__What needs to be done__
Give every entry again, unchanged, and leave its images out.

__Supplied material__

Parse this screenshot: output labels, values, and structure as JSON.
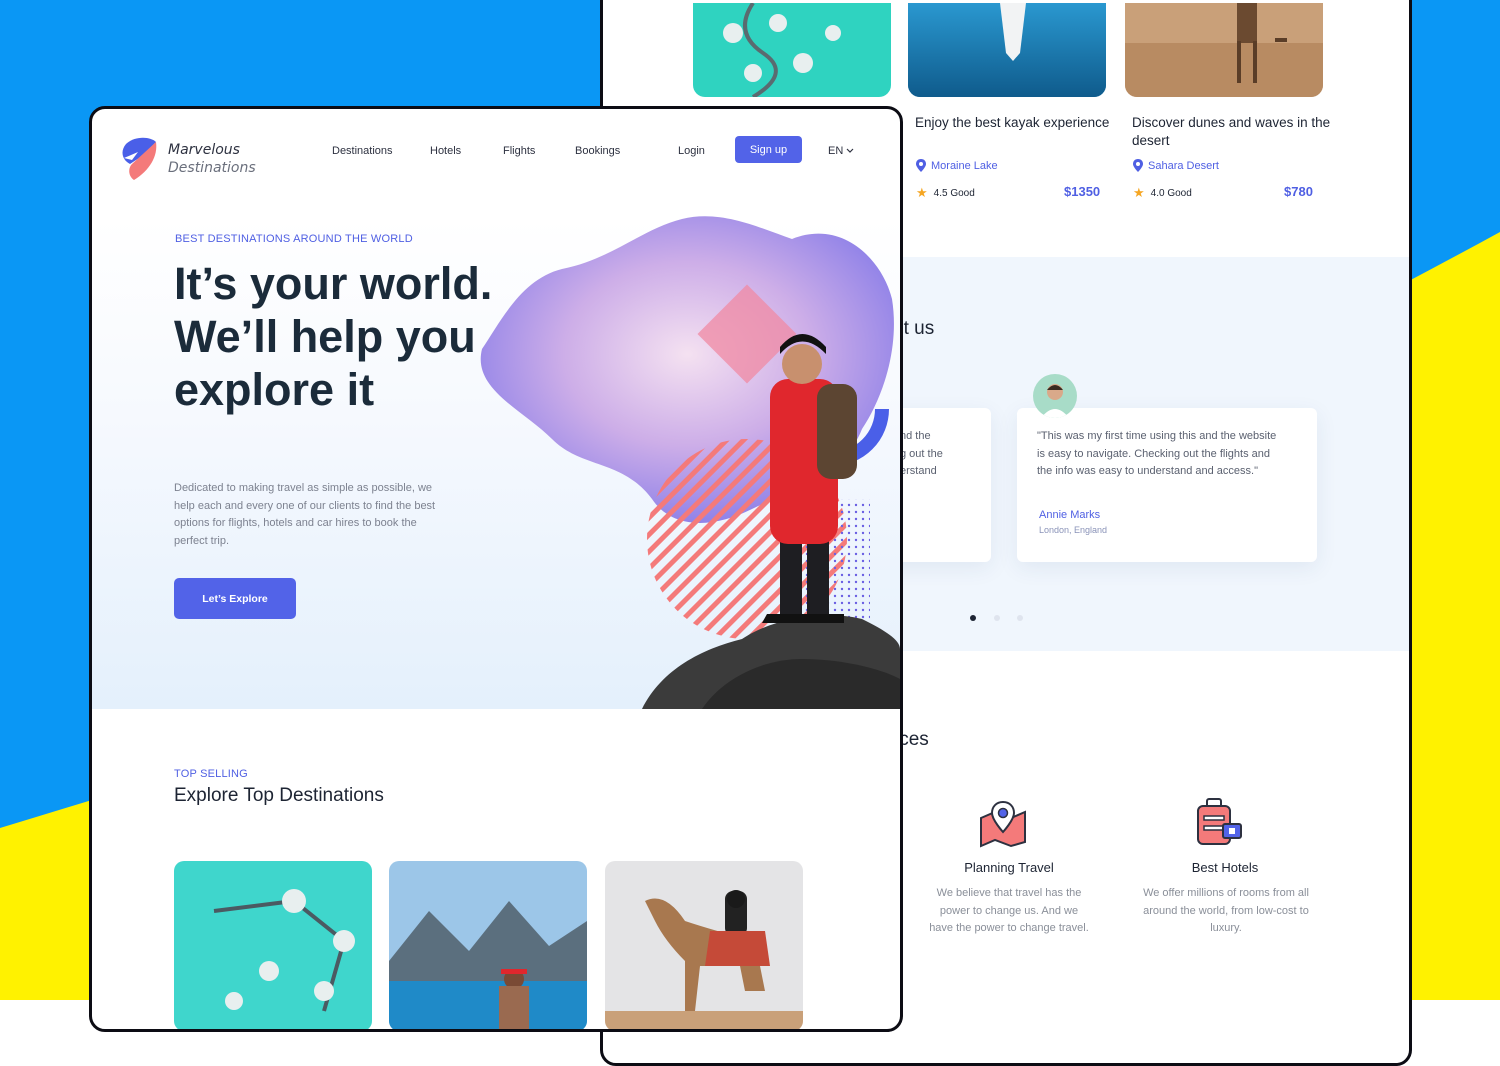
{
  "colors": {
    "accent": "#5263e8",
    "blue_bg": "#0a97f5",
    "yellow_bg": "#fff200",
    "dark_text": "#1b2b3a",
    "coral": "#f47a7a"
  },
  "back": {
    "cards": [
      {
        "title": "Enjoy the best kayak experience",
        "location": "Moraine Lake",
        "rating": "4.5 Good",
        "price": "$1350"
      },
      {
        "title": "Discover dunes and waves in the desert",
        "location": "Sahara Desert",
        "rating": "4.0 Good",
        "price": "$780"
      }
    ],
    "testimonials_heading_partial": "ut us",
    "testimonial_left_partial": [
      "nd the",
      "g out the",
      "erstand"
    ],
    "testimonial": {
      "quote": "\"This was my first time using this and the website is easy to navigate. Checking out the flights and the info was easy to understand and access.\"",
      "name": "Annie Marks",
      "location": "London, England"
    },
    "services_heading_partial": "ices",
    "services": [
      {
        "title": "Planning Travel",
        "icon": "map-pin-icon",
        "text": "We believe that travel has the power to change us. And we have the power to change travel."
      },
      {
        "title": "Best Hotels",
        "icon": "luggage-icon",
        "text": "We offer millions of rooms from all around the world, from low-cost to luxury."
      }
    ]
  },
  "front": {
    "logo": {
      "line1": "Marvelous",
      "line2": "Destinations"
    },
    "nav": [
      "Destinations",
      "Hotels",
      "Flights",
      "Bookings"
    ],
    "login": "Login",
    "signup": "Sign up",
    "language": "EN",
    "hero": {
      "eyebrow": "BEST DESTINATIONS AROUND THE WORLD",
      "title": "It’s your world. We’ll help you explore it",
      "description": "Dedicated to making travel as simple as possible, we help each and every one of our clients to find the best options for flights, hotels and car hires to book the perfect trip.",
      "cta": "Let’s Explore"
    },
    "top": {
      "eyebrow": "TOP SELLING",
      "title": "Explore Top Destinations"
    }
  }
}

__Solution to this exercise__
Parse this screenshot: output labels, values, and structure as JSON.
{
  "colors": {
    "accent": "#5263e8",
    "blue_bg": "#0a97f5",
    "yellow_bg": "#fff200",
    "dark_text": "#1b2b3a",
    "coral": "#f47a7a"
  },
  "back": {
    "cards": [
      {
        "title": "Enjoy the best kayak experience",
        "location": "Moraine Lake",
        "rating": "4.5 Good",
        "price": "$1350"
      },
      {
        "title": "Discover dunes and waves in the desert",
        "location": "Sahara Desert",
        "rating": "4.0 Good",
        "price": "$780"
      }
    ],
    "testimonials_heading_partial": "ut us",
    "testimonial_left_partial": [
      "nd the",
      "g out the",
      "erstand"
    ],
    "testimonial": {
      "quote": "\"This was my first time using this and the website is easy to navigate. Checking out the flights and the info was easy to understand and access.\"",
      "name": "Annie Marks",
      "location": "London, England"
    },
    "services_heading_partial": "ices",
    "services": [
      {
        "title": "Planning Travel",
        "icon": "map-pin-icon",
        "text": "We believe that travel has the power to change us. And we have the power to change travel."
      },
      {
        "title": "Best Hotels",
        "icon": "luggage-icon",
        "text": "We offer millions of rooms from all around the world, from low-cost to luxury."
      }
    ]
  },
  "front": {
    "logo": {
      "line1": "Marvelous",
      "line2": "Destinations"
    },
    "nav": [
      "Destinations",
      "Hotels",
      "Flights",
      "Bookings"
    ],
    "login": "Login",
    "signup": "Sign up",
    "language": "EN",
    "hero": {
      "eyebrow": "BEST DESTINATIONS AROUND THE WORLD",
      "title": "It’s your world. We’ll help you explore it",
      "description": "Dedicated to making travel as simple as possible, we help each and every one of our clients to find the best options for flights, hotels and car hires to book the perfect trip.",
      "cta": "Let’s Explore"
    },
    "top": {
      "eyebrow": "TOP SELLING",
      "title": "Explore Top Destinations"
    }
  }
}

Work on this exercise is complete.